**GOAL**
Identify the lines that include the word "activity", then copy all of them.

**EXTRACTED DATA**
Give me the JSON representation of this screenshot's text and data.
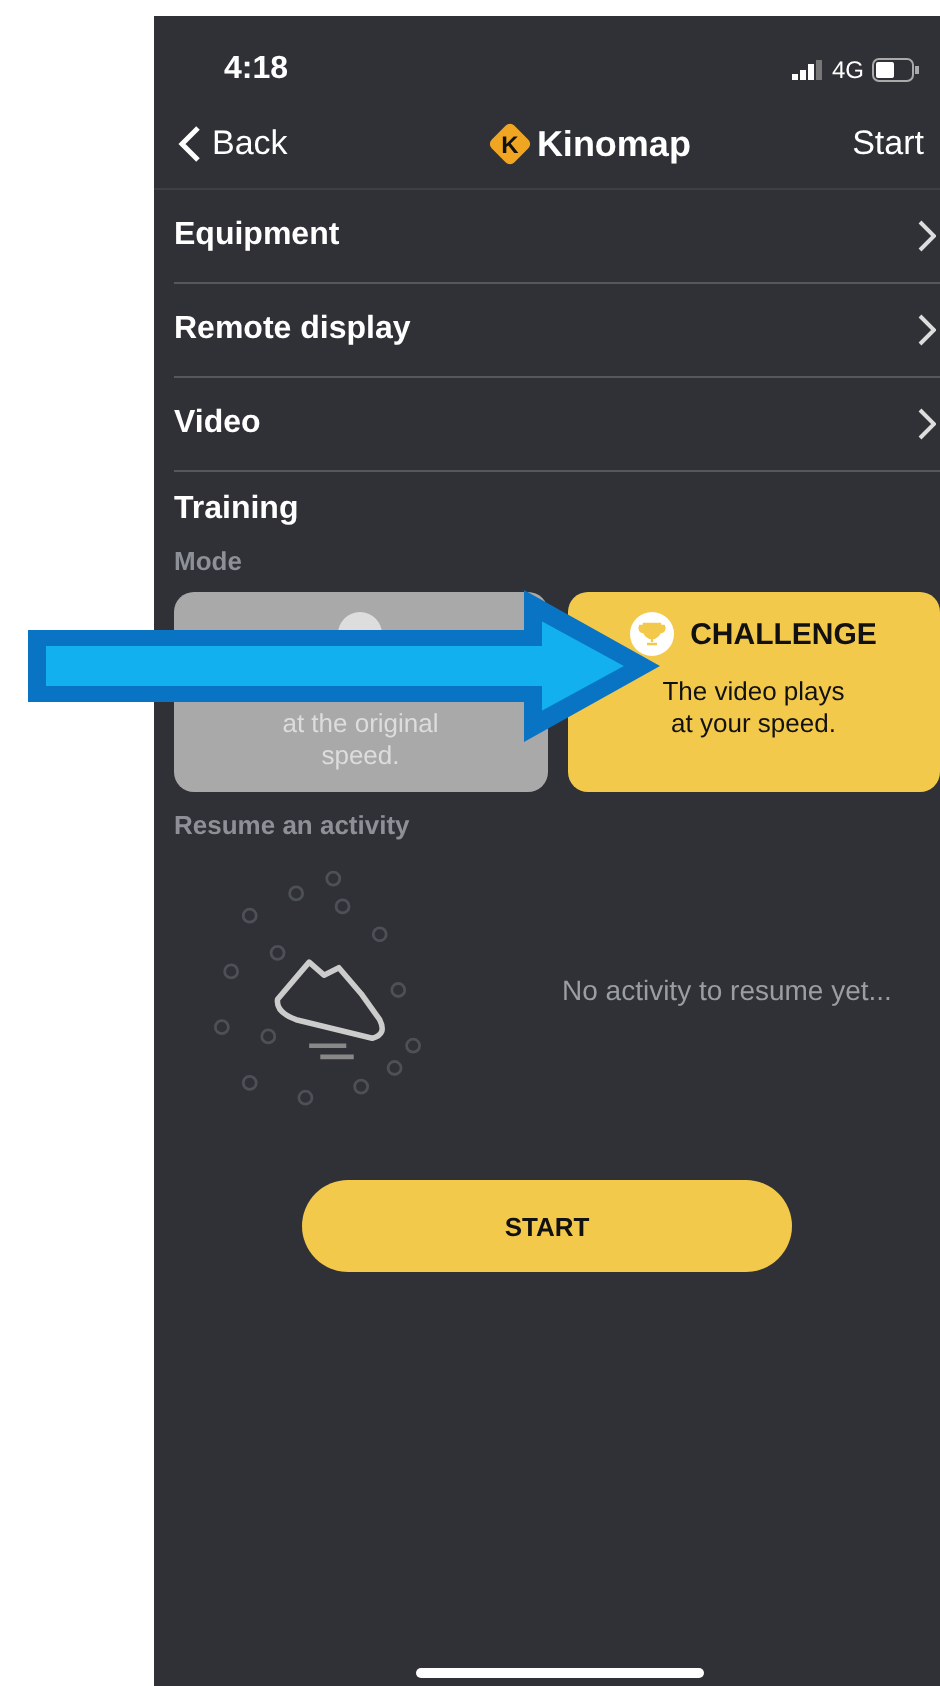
{
  "status_bar": {
    "time": "4:18",
    "network": "4G"
  },
  "nav": {
    "back": "Back",
    "logo_letter": "K",
    "brand": "Kinomap",
    "action": "Start"
  },
  "menu": [
    {
      "label": "Equipment"
    },
    {
      "label": "Remote display"
    },
    {
      "label": "Video"
    }
  ],
  "training": {
    "title": "Training",
    "mode_label": "Mode",
    "modes": [
      {
        "kind": "discovery",
        "description": "at the original speed.",
        "selected": false
      },
      {
        "kind": "challenge",
        "title": "CHALLENGE",
        "description": "The video plays at your speed.",
        "selected": true
      }
    ]
  },
  "resume": {
    "title": "Resume an activity",
    "empty_message": "No activity to resume yet..."
  },
  "start_button": "START"
}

**ANSWER**
    "title": "Resume an activity",
    "empty_message": "No activity to resume yet..."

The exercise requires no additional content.